WRITTEN PROBLEM: Wherever a line holds the word "name", copy that line out.

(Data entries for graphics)
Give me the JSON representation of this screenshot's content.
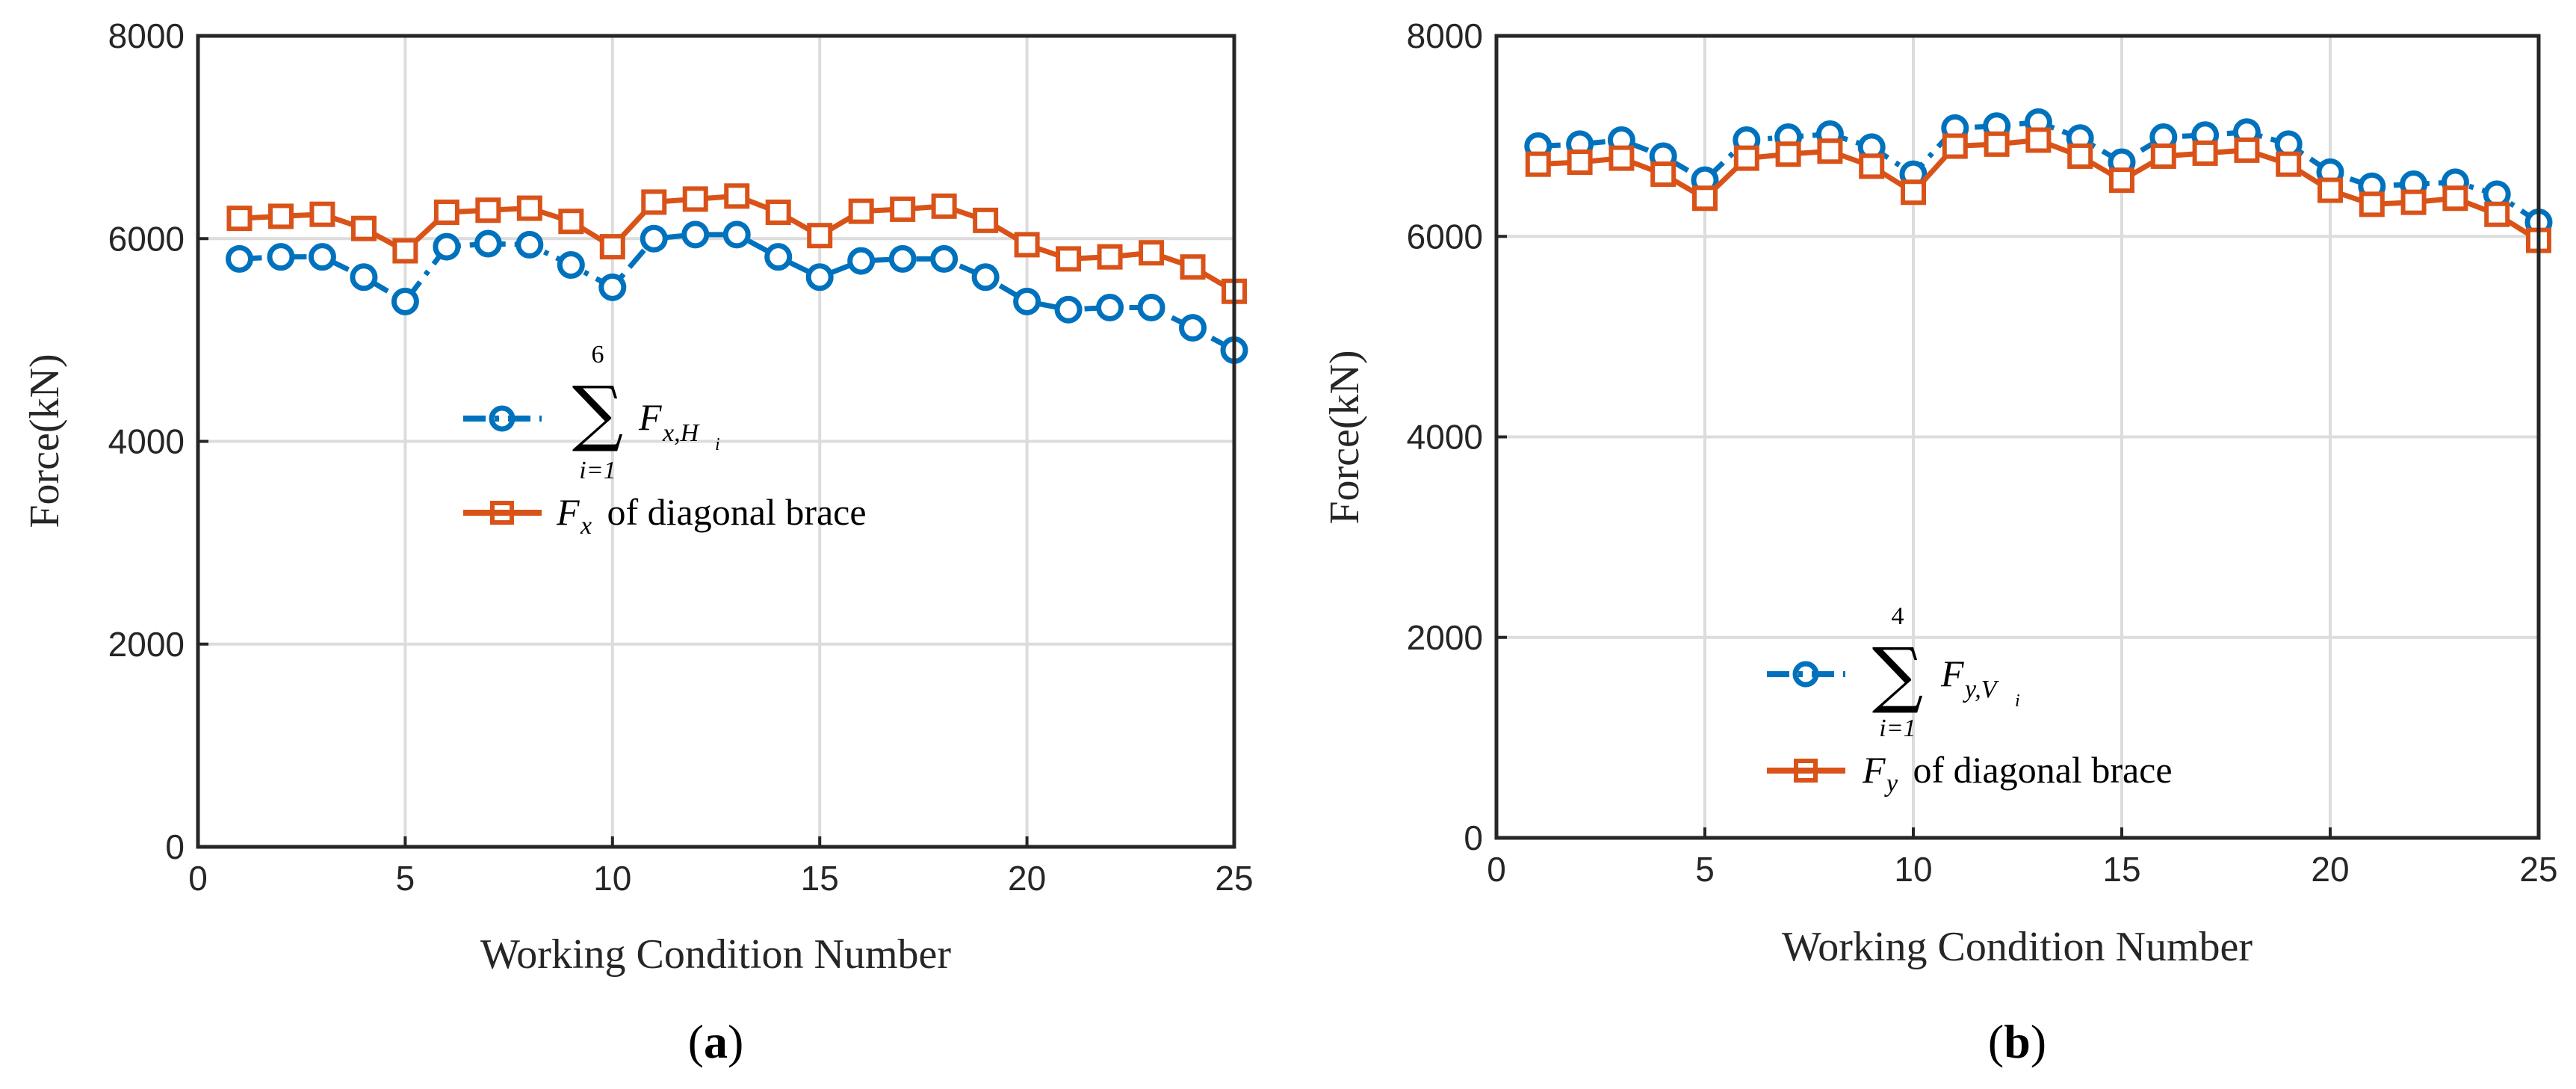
{
  "chart_data": [
    {
      "type": "line",
      "panel_label": "(a)",
      "panel_letter": "a",
      "xlabel": "Working Condition Number",
      "ylabel": "Force(kN)",
      "xlim": [
        0,
        25
      ],
      "ylim": [
        0,
        8000
      ],
      "xticks": [
        0,
        5,
        10,
        15,
        20,
        25
      ],
      "yticks": [
        0,
        2000,
        4000,
        6000,
        8000
      ],
      "grid": true,
      "legend_position": "center",
      "x": [
        1,
        2,
        3,
        4,
        5,
        6,
        7,
        8,
        9,
        10,
        11,
        12,
        13,
        14,
        15,
        16,
        17,
        18,
        19,
        20,
        21,
        22,
        23,
        24,
        25
      ],
      "series": [
        {
          "name": "sum_{i=1}^{6} F_{x,H_i}",
          "color": "#0072BD",
          "marker": "circle",
          "linestyle": "dash-dot",
          "values": [
            5800,
            5820,
            5820,
            5620,
            5380,
            5920,
            5950,
            5940,
            5740,
            5520,
            6000,
            6040,
            6040,
            5820,
            5620,
            5780,
            5800,
            5800,
            5620,
            5380,
            5300,
            5320,
            5320,
            5120,
            4900
          ]
        },
        {
          "name": "F_x of diagonal brace",
          "color": "#D95319",
          "marker": "square",
          "linestyle": "solid",
          "values": [
            6200,
            6220,
            6240,
            6100,
            5880,
            6260,
            6280,
            6300,
            6170,
            5920,
            6360,
            6390,
            6420,
            6260,
            6030,
            6270,
            6290,
            6320,
            6180,
            5940,
            5800,
            5820,
            5860,
            5720,
            5480
          ]
        }
      ],
      "legend": {
        "entry1": {
          "sum_upper": "6",
          "sum_lower": "i=1",
          "symbol": "F",
          "sub_main": "x,H",
          "sub_index": "i"
        },
        "entry2": {
          "symbol": "F",
          "sub": "x",
          "text": " of diagonal brace"
        }
      }
    },
    {
      "type": "line",
      "panel_label": "(b)",
      "panel_letter": "b",
      "xlabel": "Working Condition Number",
      "ylabel": "Force(kN)",
      "xlim": [
        0,
        25
      ],
      "ylim": [
        0,
        8000
      ],
      "xticks": [
        0,
        5,
        10,
        15,
        20,
        25
      ],
      "yticks": [
        0,
        2000,
        4000,
        6000,
        8000
      ],
      "grid": true,
      "legend_position": "bottom-center",
      "x": [
        1,
        2,
        3,
        4,
        5,
        6,
        7,
        8,
        9,
        10,
        11,
        12,
        13,
        14,
        15,
        16,
        17,
        18,
        19,
        20,
        21,
        22,
        23,
        24,
        25
      ],
      "series": [
        {
          "name": "sum_{i=1}^{4} F_{y,V_i}",
          "color": "#0072BD",
          "marker": "circle",
          "linestyle": "dash-dot",
          "values": [
            6900,
            6920,
            6960,
            6800,
            6560,
            6960,
            6990,
            7020,
            6890,
            6620,
            7080,
            7100,
            7140,
            6980,
            6740,
            6990,
            7010,
            7040,
            6920,
            6640,
            6500,
            6520,
            6540,
            6420,
            6140
          ]
        },
        {
          "name": "F_y of diagonal brace",
          "color": "#D95319",
          "marker": "square",
          "linestyle": "solid",
          "values": [
            6720,
            6740,
            6780,
            6620,
            6380,
            6780,
            6820,
            6850,
            6700,
            6440,
            6900,
            6920,
            6960,
            6800,
            6560,
            6800,
            6830,
            6860,
            6720,
            6460,
            6320,
            6340,
            6380,
            6220,
            5960
          ]
        }
      ],
      "legend": {
        "entry1": {
          "sum_upper": "4",
          "sum_lower": "i=1",
          "symbol": "F",
          "sub_main": "y,V",
          "sub_index": "i"
        },
        "entry2": {
          "symbol": "F",
          "sub": "y",
          "text": " of diagonal brace"
        }
      }
    }
  ]
}
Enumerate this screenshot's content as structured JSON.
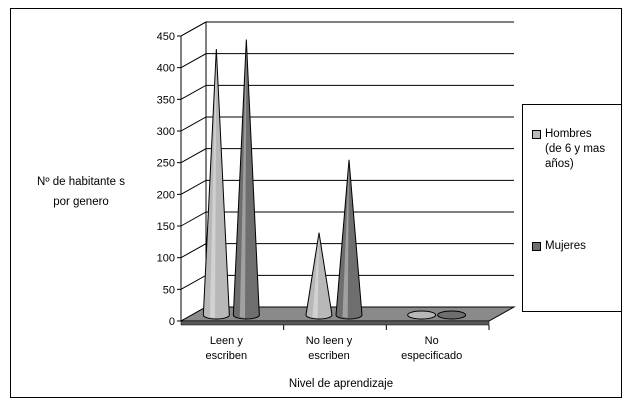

ANSWER IN FULL:
          "name": "sum_{i=1}^{6} F_{x,H_i}",
          "name": "F_x of diagonal brace",
          "name": "sum_{i=1}^{4} F_{y,V_i}",
          "name": "F_y of diagonal brace",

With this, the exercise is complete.